Data under study:
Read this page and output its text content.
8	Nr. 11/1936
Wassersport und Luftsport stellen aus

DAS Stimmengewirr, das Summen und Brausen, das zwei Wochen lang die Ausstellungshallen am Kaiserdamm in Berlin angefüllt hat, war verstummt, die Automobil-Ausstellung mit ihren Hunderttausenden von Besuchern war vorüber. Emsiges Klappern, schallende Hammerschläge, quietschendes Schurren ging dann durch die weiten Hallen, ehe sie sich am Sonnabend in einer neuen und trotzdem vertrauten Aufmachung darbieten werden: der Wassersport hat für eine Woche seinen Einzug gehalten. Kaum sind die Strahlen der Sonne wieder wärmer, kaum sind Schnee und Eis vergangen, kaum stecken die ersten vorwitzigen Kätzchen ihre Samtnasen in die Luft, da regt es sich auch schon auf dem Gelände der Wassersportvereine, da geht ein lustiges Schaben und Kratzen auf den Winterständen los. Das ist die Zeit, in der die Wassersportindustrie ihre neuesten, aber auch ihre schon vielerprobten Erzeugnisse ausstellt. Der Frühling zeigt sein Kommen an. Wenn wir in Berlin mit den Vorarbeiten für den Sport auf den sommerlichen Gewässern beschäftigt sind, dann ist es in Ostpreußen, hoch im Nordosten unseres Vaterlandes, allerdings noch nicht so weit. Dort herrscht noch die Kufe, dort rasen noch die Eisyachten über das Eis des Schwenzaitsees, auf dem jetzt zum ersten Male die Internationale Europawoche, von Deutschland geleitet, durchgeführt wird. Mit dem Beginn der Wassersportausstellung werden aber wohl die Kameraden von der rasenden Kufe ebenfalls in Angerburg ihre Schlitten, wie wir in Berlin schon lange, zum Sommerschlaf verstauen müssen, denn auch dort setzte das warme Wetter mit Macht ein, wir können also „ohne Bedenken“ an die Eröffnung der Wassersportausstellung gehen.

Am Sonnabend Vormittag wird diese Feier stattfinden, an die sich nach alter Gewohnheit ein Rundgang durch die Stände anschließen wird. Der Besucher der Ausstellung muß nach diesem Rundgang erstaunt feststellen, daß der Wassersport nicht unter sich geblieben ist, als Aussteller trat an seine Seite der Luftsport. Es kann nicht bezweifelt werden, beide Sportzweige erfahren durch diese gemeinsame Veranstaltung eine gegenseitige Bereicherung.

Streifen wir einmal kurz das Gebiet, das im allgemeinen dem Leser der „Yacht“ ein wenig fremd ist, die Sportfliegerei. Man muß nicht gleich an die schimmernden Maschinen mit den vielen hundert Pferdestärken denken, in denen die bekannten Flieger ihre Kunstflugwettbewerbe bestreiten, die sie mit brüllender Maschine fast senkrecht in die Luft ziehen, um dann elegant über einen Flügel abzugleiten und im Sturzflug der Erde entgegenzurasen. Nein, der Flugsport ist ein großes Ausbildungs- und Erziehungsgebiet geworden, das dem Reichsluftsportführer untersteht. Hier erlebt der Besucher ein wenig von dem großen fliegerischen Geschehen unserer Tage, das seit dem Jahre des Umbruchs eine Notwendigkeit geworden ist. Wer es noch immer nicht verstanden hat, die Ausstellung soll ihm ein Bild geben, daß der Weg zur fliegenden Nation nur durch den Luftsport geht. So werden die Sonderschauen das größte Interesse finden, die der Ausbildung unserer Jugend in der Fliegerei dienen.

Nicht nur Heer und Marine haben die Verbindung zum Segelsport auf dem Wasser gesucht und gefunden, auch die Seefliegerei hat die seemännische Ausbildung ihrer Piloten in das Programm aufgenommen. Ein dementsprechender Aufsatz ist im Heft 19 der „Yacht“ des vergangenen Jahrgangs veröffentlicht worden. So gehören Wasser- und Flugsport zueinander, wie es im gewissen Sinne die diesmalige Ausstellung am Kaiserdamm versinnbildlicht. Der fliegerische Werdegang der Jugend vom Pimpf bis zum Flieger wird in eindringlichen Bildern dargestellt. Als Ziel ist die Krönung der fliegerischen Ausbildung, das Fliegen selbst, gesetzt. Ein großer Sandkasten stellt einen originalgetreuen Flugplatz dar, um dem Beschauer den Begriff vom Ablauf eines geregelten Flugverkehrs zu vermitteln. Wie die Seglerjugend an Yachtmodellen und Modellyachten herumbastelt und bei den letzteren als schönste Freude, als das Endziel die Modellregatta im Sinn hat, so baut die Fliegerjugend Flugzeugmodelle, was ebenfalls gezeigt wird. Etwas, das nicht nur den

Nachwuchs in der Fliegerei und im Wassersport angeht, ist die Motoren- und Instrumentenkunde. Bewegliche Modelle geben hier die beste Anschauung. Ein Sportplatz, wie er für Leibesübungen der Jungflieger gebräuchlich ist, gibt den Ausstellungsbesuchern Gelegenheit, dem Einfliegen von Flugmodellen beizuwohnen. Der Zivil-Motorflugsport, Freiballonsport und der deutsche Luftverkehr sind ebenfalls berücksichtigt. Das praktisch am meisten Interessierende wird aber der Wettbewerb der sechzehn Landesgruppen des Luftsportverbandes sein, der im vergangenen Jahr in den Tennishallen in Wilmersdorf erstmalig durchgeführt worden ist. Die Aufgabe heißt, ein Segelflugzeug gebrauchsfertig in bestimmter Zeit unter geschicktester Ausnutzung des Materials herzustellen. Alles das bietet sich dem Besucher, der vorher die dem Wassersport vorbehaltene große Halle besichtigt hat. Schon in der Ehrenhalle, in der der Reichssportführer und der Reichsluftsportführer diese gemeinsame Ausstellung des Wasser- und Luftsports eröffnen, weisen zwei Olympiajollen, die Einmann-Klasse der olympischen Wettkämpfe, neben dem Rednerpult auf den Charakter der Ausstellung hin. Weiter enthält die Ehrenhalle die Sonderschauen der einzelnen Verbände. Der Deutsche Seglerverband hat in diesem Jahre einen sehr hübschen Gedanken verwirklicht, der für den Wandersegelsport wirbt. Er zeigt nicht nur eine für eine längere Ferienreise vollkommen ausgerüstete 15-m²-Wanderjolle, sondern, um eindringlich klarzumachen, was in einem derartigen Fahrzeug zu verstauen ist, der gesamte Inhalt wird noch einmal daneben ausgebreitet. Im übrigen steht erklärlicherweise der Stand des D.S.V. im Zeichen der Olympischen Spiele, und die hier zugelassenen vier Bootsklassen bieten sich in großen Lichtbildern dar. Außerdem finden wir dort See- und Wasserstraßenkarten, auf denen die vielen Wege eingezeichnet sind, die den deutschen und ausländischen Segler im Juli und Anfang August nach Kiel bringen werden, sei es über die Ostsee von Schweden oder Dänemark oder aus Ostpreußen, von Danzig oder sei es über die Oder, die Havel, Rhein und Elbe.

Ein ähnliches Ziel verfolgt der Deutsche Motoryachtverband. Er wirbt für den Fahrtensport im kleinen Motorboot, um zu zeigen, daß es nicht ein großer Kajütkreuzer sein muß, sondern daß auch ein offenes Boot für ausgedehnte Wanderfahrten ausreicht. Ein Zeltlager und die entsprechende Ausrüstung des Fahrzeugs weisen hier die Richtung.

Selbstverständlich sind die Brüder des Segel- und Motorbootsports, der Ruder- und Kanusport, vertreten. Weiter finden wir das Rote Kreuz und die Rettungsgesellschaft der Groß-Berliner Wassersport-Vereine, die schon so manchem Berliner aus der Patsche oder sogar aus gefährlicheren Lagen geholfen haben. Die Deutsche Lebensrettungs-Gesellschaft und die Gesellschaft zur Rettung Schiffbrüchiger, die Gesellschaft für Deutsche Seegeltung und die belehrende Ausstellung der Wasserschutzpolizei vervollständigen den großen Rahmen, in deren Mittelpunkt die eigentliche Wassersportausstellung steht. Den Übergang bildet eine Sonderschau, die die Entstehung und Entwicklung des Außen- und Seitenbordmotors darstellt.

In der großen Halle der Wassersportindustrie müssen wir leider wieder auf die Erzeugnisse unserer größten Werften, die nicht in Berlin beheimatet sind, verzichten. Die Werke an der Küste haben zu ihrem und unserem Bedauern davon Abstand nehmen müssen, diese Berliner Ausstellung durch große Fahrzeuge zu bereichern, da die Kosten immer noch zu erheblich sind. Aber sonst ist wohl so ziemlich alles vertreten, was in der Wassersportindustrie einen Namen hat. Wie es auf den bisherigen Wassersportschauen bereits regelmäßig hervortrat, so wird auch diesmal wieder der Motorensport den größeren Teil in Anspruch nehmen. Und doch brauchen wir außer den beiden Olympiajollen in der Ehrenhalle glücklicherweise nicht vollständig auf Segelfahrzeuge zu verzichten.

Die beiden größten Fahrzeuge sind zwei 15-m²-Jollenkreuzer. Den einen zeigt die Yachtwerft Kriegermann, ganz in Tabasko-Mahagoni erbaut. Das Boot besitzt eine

Exercise directions:
Scan the data above and report each line in which "beiden" is present.

Answer for this exercise:
In der großen Halle der Wassersportindustrie müssen wir leider wieder auf die Erzeugnisse unserer größten Werften, die nicht in Berlin beheimatet sind, verzichten. Die Werke an der Küste haben zu ihrem und unserem Bedauern davon Abstand nehmen müssen, diese Berliner Ausstellung durch große Fahrzeuge zu bereichern, da die Kosten immer noch zu erheblich sind. Aber sonst ist wohl so ziemlich alles vertreten, was in der Wassersportindustrie einen Namen hat. Wie es auf den bisherigen Wassersportschauen bereits regelmäßig hervortrat, so wird auch diesmal wieder der Motorensport den größeren Teil in Anspruch nehmen. Und doch brauchen wir außer den beiden Olympiajollen in der Ehrenhalle glücklicherweise nicht vollständig auf Segelfahrzeuge zu verzichten.
Die beiden größten Fahrzeuge sind zwei 15-m²-Jollenkreuzer. Den einen zeigt die Yachtwerft Kriegermann, ganz in Tabasko-Mahagoni erbaut. Das Boot besitzt eine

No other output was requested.